● YOUR GOAL:
Wherever the string "this" shows up in a line, count that line. Give the total alone.

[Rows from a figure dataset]
++++++

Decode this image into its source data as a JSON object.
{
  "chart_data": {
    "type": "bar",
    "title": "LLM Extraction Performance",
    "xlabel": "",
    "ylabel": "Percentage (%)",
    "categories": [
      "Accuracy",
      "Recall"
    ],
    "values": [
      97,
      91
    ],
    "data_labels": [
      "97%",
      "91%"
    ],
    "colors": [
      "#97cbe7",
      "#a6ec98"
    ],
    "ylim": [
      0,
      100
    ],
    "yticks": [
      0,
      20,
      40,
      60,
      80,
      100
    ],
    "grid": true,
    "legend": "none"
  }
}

++++++

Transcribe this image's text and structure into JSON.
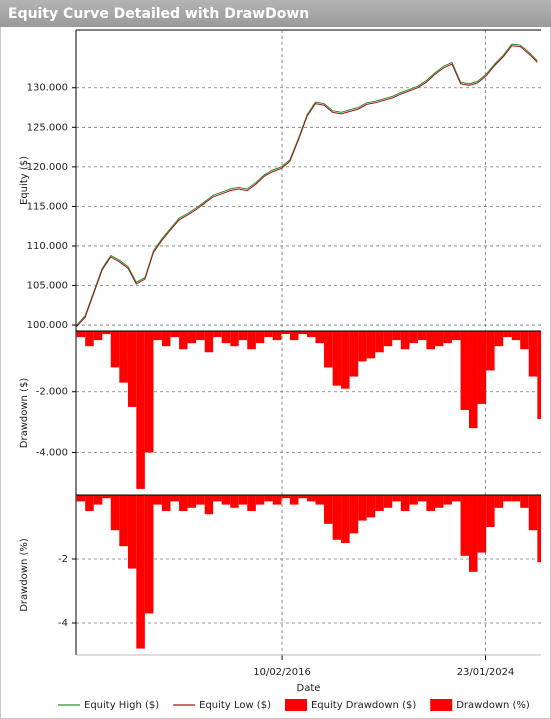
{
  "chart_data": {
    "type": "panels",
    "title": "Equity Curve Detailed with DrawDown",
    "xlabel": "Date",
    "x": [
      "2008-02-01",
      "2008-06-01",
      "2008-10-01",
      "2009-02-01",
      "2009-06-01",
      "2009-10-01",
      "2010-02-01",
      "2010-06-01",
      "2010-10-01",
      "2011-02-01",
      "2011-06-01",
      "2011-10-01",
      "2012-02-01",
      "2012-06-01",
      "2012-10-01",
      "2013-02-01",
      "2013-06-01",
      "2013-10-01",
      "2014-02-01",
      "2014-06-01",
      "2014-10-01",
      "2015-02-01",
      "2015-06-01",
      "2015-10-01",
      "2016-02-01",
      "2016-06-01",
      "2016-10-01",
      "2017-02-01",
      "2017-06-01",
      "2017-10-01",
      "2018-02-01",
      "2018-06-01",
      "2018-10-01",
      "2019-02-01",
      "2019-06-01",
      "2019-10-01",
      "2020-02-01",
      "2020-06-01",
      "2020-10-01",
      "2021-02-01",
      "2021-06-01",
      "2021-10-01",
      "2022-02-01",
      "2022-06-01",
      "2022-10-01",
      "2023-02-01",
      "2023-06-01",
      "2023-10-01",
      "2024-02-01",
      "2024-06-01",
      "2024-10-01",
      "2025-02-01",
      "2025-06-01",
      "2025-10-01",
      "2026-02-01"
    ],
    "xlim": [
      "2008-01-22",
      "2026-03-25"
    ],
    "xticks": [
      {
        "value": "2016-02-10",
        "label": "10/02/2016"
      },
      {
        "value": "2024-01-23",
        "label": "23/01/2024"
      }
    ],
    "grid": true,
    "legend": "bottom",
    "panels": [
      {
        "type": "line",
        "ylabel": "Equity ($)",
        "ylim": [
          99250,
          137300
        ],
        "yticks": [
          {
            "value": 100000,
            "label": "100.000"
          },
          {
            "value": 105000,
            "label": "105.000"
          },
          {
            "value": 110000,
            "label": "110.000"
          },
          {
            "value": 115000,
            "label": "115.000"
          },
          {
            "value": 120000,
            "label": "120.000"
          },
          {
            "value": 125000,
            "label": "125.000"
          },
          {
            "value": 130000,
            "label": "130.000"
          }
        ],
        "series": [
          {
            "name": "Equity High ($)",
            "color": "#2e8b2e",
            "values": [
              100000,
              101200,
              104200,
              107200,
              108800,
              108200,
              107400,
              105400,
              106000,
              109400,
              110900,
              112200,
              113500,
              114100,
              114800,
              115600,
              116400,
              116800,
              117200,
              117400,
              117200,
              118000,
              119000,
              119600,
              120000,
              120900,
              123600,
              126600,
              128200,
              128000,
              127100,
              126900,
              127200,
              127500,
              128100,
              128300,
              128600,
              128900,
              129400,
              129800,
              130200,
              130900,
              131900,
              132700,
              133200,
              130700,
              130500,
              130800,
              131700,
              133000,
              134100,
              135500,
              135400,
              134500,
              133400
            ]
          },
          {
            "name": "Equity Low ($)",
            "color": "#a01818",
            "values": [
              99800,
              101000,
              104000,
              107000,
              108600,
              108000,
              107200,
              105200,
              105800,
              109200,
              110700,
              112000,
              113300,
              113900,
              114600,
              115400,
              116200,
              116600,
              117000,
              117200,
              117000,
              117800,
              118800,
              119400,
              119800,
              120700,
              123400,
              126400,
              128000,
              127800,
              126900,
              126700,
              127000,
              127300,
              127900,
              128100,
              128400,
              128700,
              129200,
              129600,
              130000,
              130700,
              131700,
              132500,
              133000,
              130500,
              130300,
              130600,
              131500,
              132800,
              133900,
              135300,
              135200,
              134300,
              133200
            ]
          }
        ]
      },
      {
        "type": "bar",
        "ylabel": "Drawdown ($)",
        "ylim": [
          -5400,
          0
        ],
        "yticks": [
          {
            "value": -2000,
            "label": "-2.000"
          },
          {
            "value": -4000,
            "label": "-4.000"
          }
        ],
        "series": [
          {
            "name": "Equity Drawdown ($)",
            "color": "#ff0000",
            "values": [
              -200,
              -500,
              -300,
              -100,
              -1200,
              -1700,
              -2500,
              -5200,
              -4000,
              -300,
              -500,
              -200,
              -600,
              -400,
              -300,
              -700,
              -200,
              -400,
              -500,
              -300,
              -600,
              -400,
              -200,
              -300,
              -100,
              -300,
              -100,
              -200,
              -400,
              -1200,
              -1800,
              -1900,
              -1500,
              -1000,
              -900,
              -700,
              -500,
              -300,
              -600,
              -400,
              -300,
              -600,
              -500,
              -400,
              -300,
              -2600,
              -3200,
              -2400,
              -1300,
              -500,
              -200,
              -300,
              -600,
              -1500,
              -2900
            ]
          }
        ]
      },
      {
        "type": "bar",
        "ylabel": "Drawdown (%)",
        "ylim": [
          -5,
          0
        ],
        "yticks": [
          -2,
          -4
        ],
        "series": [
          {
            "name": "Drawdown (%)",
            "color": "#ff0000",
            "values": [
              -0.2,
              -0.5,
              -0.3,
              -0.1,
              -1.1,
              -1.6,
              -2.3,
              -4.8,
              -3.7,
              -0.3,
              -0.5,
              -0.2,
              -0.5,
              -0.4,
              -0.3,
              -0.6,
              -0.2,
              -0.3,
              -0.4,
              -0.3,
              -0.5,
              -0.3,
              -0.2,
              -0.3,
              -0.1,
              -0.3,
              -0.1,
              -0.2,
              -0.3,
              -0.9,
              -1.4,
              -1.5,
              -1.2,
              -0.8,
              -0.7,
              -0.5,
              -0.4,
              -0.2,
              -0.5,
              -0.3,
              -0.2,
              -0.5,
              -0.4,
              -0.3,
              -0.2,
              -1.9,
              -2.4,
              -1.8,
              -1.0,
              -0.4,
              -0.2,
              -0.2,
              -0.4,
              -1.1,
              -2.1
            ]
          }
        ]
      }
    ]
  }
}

++++++

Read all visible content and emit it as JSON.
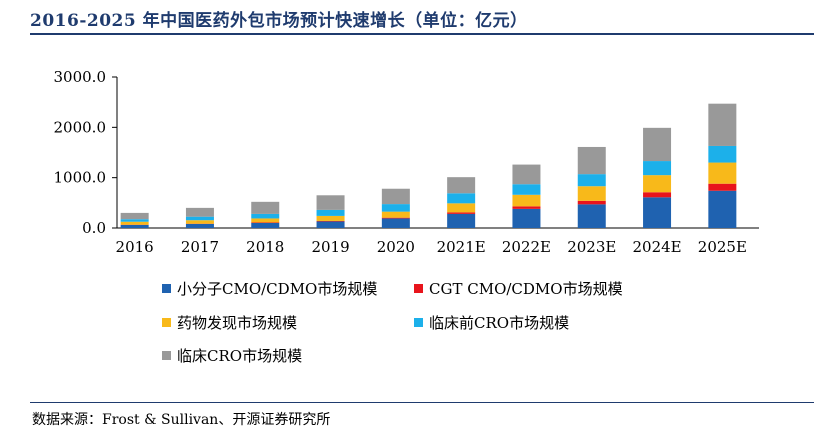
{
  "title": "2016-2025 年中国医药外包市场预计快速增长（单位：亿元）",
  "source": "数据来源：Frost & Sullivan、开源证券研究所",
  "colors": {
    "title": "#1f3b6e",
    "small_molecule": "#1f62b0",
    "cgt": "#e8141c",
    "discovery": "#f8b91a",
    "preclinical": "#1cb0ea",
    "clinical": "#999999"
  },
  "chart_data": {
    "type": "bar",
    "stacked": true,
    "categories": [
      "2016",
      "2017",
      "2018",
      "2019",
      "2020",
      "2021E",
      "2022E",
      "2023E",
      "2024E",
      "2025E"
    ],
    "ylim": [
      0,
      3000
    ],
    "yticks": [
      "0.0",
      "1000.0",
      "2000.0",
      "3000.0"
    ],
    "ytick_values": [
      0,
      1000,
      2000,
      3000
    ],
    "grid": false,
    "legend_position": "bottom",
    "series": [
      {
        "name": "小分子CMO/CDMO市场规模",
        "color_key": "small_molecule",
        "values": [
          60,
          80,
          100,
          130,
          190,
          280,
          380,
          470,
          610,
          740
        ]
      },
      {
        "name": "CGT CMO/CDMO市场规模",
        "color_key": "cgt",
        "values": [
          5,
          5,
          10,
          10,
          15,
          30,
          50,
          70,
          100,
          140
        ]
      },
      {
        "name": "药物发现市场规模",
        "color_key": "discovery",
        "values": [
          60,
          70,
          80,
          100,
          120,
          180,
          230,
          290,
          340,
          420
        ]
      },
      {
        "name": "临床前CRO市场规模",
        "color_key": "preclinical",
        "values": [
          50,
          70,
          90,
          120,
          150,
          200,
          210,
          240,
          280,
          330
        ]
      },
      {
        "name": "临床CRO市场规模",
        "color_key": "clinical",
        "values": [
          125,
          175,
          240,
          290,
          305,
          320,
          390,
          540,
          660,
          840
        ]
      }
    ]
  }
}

++++++

● TASK SOLUTION:
2